start DATA SECTION

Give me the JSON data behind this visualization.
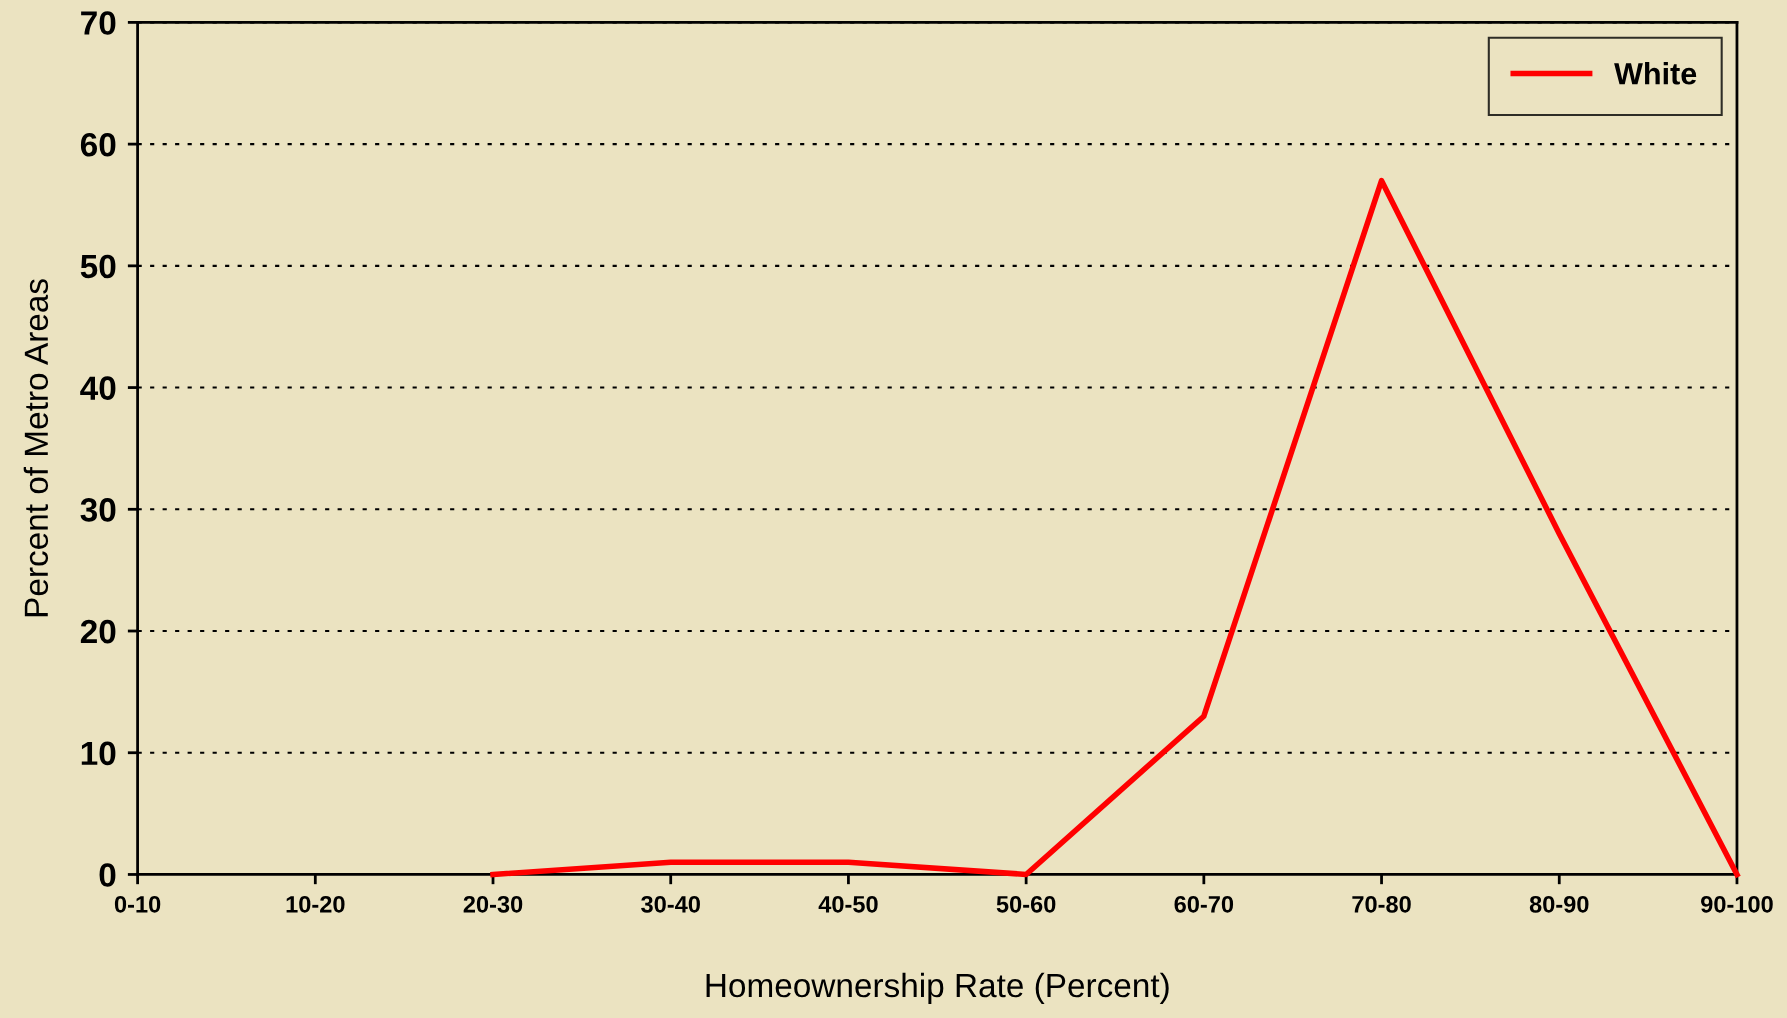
{
  "chart_data": {
    "type": "line",
    "xlabel": "Homeownership Rate (Percent)",
    "ylabel": "Percent of Metro Areas",
    "categories": [
      "0-10",
      "10-20",
      "20-30",
      "30-40",
      "40-50",
      "50-60",
      "60-70",
      "70-80",
      "80-90",
      "90-100"
    ],
    "series": [
      {
        "name": "White",
        "color": "#ff0000",
        "values": [
          null,
          null,
          0,
          1,
          1,
          0,
          13,
          57,
          28,
          0
        ]
      }
    ],
    "ylim": [
      0,
      70
    ],
    "yticks": [
      0,
      10,
      20,
      30,
      40,
      50,
      60,
      70
    ],
    "grid": "y",
    "legend": "top right",
    "marker": "none",
    "line_style": "solid"
  }
}
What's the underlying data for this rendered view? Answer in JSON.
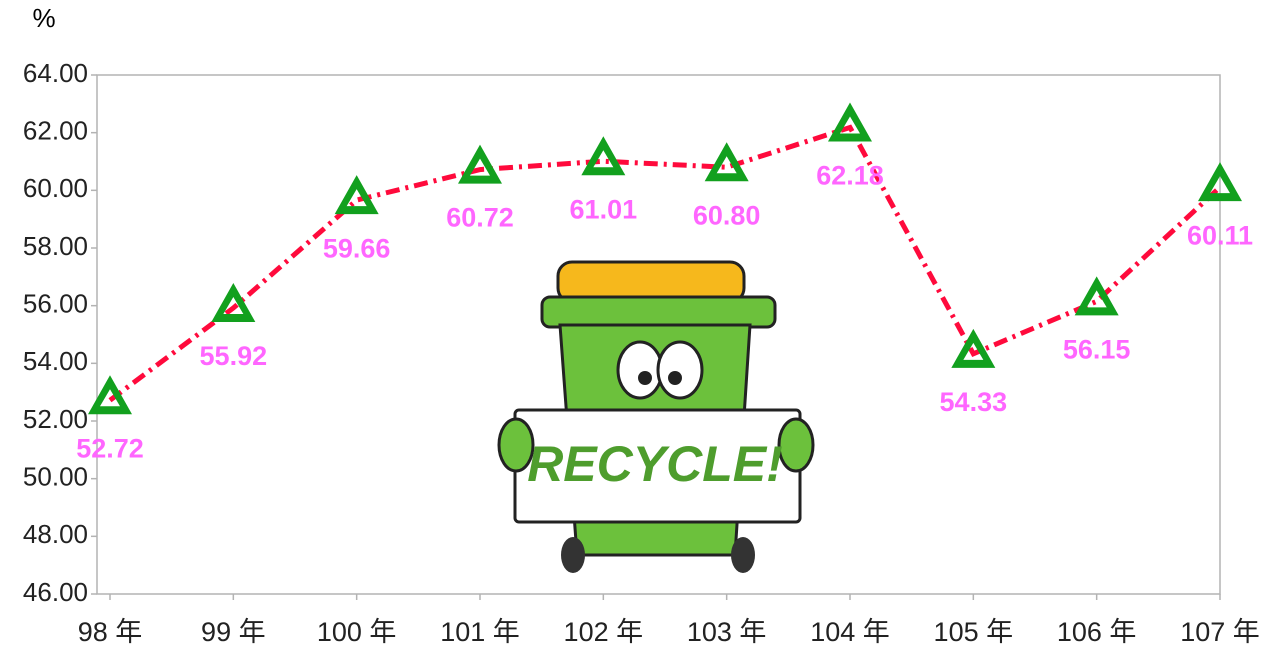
{
  "chart_data": {
    "type": "line",
    "y_label": "%",
    "annotation": "RECYCLE!",
    "categories": [
      "98 年",
      "99 年",
      "100 年",
      "101 年",
      "102 年",
      "103 年",
      "104 年",
      "105 年",
      "106 年",
      "107 年"
    ],
    "values": [
      52.72,
      55.92,
      59.66,
      60.72,
      61.01,
      60.8,
      62.18,
      54.33,
      56.15,
      60.11
    ],
    "value_labels": [
      "52.72",
      "55.92",
      "59.66",
      "60.72",
      "61.01",
      "60.80",
      "62.18",
      "54.33",
      "56.15",
      "60.11"
    ],
    "color": "#ff0a3c",
    "marker_color": "#12a01e",
    "label_color": "#ff66ff",
    "ylim": [
      46,
      64
    ],
    "yticks": [
      {
        "value": 46,
        "label": "46.00"
      },
      {
        "value": 48,
        "label": "48.00"
      },
      {
        "value": 50,
        "label": "50.00"
      },
      {
        "value": 52,
        "label": "52.00"
      },
      {
        "value": 54,
        "label": "54.00"
      },
      {
        "value": 56,
        "label": "56.00"
      },
      {
        "value": 58,
        "label": "58.00"
      },
      {
        "value": 60,
        "label": "60.00"
      },
      {
        "value": 62,
        "label": "62.00"
      },
      {
        "value": 64,
        "label": "64.00"
      }
    ],
    "grid": false
  }
}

end DATA SECTION

# [WHAT TO PRODUCE]
The entries above should be reproduced exactly, without their pictures.

# [ANSWER TO THE EXERCISE]
Give me the JSON data behind this visualization.
{
  "chart_data": {
    "type": "line",
    "xlabel": "Homeownership Rate (Percent)",
    "ylabel": "Percent of Metro Areas",
    "categories": [
      "0-10",
      "10-20",
      "20-30",
      "30-40",
      "40-50",
      "50-60",
      "60-70",
      "70-80",
      "80-90",
      "90-100"
    ],
    "series": [
      {
        "name": "White",
        "color": "#ff0000",
        "values": [
          null,
          null,
          0,
          1,
          1,
          0,
          13,
          57,
          28,
          0
        ]
      }
    ],
    "ylim": [
      0,
      70
    ],
    "yticks": [
      0,
      10,
      20,
      30,
      40,
      50,
      60,
      70
    ],
    "grid": "y",
    "legend": "top right",
    "marker": "none",
    "line_style": "solid"
  }
}
What's the underlying data for this rendered view? Answer in JSON.
{
  "chart_data": {
    "type": "line",
    "y_label": "%",
    "annotation": "RECYCLE!",
    "categories": [
      "98 年",
      "99 年",
      "100 年",
      "101 年",
      "102 年",
      "103 年",
      "104 年",
      "105 年",
      "106 年",
      "107 年"
    ],
    "values": [
      52.72,
      55.92,
      59.66,
      60.72,
      61.01,
      60.8,
      62.18,
      54.33,
      56.15,
      60.11
    ],
    "value_labels": [
      "52.72",
      "55.92",
      "59.66",
      "60.72",
      "61.01",
      "60.80",
      "62.18",
      "54.33",
      "56.15",
      "60.11"
    ],
    "color": "#ff0a3c",
    "marker_color": "#12a01e",
    "label_color": "#ff66ff",
    "ylim": [
      46,
      64
    ],
    "yticks": [
      {
        "value": 46,
        "label": "46.00"
      },
      {
        "value": 48,
        "label": "48.00"
      },
      {
        "value": 50,
        "label": "50.00"
      },
      {
        "value": 52,
        "label": "52.00"
      },
      {
        "value": 54,
        "label": "54.00"
      },
      {
        "value": 56,
        "label": "56.00"
      },
      {
        "value": 58,
        "label": "58.00"
      },
      {
        "value": 60,
        "label": "60.00"
      },
      {
        "value": 62,
        "label": "62.00"
      },
      {
        "value": 64,
        "label": "64.00"
      }
    ],
    "grid": false
  }
}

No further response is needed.